##### RAW DATA #####

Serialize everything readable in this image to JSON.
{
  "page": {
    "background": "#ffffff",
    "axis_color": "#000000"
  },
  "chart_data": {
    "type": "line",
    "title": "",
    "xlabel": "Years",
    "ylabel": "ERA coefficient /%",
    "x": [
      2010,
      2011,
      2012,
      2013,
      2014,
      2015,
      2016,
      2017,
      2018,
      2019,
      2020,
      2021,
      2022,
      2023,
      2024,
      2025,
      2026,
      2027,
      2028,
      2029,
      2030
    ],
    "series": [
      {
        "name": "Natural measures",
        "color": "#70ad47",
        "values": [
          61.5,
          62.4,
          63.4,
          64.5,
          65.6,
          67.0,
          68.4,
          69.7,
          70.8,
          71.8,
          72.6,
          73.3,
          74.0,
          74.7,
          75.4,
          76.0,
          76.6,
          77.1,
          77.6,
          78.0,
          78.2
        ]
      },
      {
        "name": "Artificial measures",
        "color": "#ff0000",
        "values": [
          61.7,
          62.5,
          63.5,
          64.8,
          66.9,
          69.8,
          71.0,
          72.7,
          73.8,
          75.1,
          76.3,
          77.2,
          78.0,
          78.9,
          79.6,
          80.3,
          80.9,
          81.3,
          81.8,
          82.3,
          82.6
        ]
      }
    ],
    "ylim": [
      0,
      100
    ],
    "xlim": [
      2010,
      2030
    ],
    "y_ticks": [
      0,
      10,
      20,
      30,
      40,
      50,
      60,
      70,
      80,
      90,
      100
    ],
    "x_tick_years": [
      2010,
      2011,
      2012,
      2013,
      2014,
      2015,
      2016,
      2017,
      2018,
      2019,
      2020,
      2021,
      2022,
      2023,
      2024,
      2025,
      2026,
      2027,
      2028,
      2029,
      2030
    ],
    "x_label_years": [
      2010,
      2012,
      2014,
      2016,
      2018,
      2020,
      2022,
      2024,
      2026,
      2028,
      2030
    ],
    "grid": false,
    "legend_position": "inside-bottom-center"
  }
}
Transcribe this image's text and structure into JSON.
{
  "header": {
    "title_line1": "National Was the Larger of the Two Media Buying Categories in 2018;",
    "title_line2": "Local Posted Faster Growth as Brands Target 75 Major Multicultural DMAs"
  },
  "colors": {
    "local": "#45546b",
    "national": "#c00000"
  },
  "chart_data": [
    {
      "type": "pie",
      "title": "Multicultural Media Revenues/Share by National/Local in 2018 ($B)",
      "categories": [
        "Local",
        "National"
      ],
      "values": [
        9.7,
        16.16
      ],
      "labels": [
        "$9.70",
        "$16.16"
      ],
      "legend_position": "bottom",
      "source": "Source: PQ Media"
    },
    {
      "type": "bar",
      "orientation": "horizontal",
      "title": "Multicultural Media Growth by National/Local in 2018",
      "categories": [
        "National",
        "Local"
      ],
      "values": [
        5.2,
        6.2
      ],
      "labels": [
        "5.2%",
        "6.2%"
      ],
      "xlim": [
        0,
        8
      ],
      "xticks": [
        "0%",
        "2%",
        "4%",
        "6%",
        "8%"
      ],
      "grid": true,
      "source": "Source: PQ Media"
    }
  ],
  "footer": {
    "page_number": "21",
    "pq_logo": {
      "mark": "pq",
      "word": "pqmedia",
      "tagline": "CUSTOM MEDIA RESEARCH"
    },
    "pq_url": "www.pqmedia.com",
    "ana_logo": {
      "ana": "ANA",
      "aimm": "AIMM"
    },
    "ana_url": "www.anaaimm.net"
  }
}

#####

§ REQUIRED WORK
Your task is to repeat the data exactly; please include every line.

§ PROBLEM SOLUTION
Serialize everything readable in this image to JSON.
{
  "page": {
    "background": "#ffffff",
    "axis_color": "#000000"
  },
  "chart_data": {
    "type": "line",
    "title": "",
    "xlabel": "Years",
    "ylabel": "ERA coefficient /%",
    "x": [
      2010,
      2011,
      2012,
      2013,
      2014,
      2015,
      2016,
      2017,
      2018,
      2019,
      2020,
      2021,
      2022,
      2023,
      2024,
      2025,
      2026,
      2027,
      2028,
      2029,
      2030
    ],
    "series": [
      {
        "name": "Natural measures",
        "color": "#70ad47",
        "values": [
          61.5,
          62.4,
          63.4,
          64.5,
          65.6,
          67.0,
          68.4,
          69.7,
          70.8,
          71.8,
          72.6,
          73.3,
          74.0,
          74.7,
          75.4,
          76.0,
          76.6,
          77.1,
          77.6,
          78.0,
          78.2
        ]
      },
      {
        "name": "Artificial measures",
        "color": "#ff0000",
        "values": [
          61.7,
          62.5,
          63.5,
          64.8,
          66.9,
          69.8,
          71.0,
          72.7,
          73.8,
          75.1,
          76.3,
          77.2,
          78.0,
          78.9,
          79.6,
          80.3,
          80.9,
          81.3,
          81.8,
          82.3,
          82.6
        ]
      }
    ],
    "ylim": [
      0,
      100
    ],
    "xlim": [
      2010,
      2030
    ],
    "y_ticks": [
      0,
      10,
      20,
      30,
      40,
      50,
      60,
      70,
      80,
      90,
      100
    ],
    "x_tick_years": [
      2010,
      2011,
      2012,
      2013,
      2014,
      2015,
      2016,
      2017,
      2018,
      2019,
      2020,
      2021,
      2022,
      2023,
      2024,
      2025,
      2026,
      2027,
      2028,
      2029,
      2030
    ],
    "x_label_years": [
      2010,
      2012,
      2014,
      2016,
      2018,
      2020,
      2022,
      2024,
      2026,
      2028,
      2030
    ],
    "grid": false,
    "legend_position": "inside-bottom-center"
  }
}
Transcribe this image's text and structure into JSON.
{
  "header": {
    "title_line1": "National Was the Larger of the Two Media Buying Categories in 2018;",
    "title_line2": "Local Posted Faster Growth as Brands Target 75 Major Multicultural DMAs"
  },
  "colors": {
    "local": "#45546b",
    "national": "#c00000"
  },
  "chart_data": [
    {
      "type": "pie",
      "title": "Multicultural Media Revenues/Share by National/Local in 2018 ($B)",
      "categories": [
        "Local",
        "National"
      ],
      "values": [
        9.7,
        16.16
      ],
      "labels": [
        "$9.70",
        "$16.16"
      ],
      "legend_position": "bottom",
      "source": "Source: PQ Media"
    },
    {
      "type": "bar",
      "orientation": "horizontal",
      "title": "Multicultural Media Growth by National/Local in 2018",
      "categories": [
        "National",
        "Local"
      ],
      "values": [
        5.2,
        6.2
      ],
      "labels": [
        "5.2%",
        "6.2%"
      ],
      "xlim": [
        0,
        8
      ],
      "xticks": [
        "0%",
        "2%",
        "4%",
        "6%",
        "8%"
      ],
      "grid": true,
      "source": "Source: PQ Media"
    }
  ],
  "footer": {
    "page_number": "21",
    "pq_logo": {
      "mark": "pq",
      "word": "pqmedia",
      "tagline": "CUSTOM MEDIA RESEARCH"
    },
    "pq_url": "www.pqmedia.com",
    "ana_logo": {
      "ana": "ANA",
      "aimm": "AIMM"
    },
    "ana_url": "www.anaaimm.net"
  }
}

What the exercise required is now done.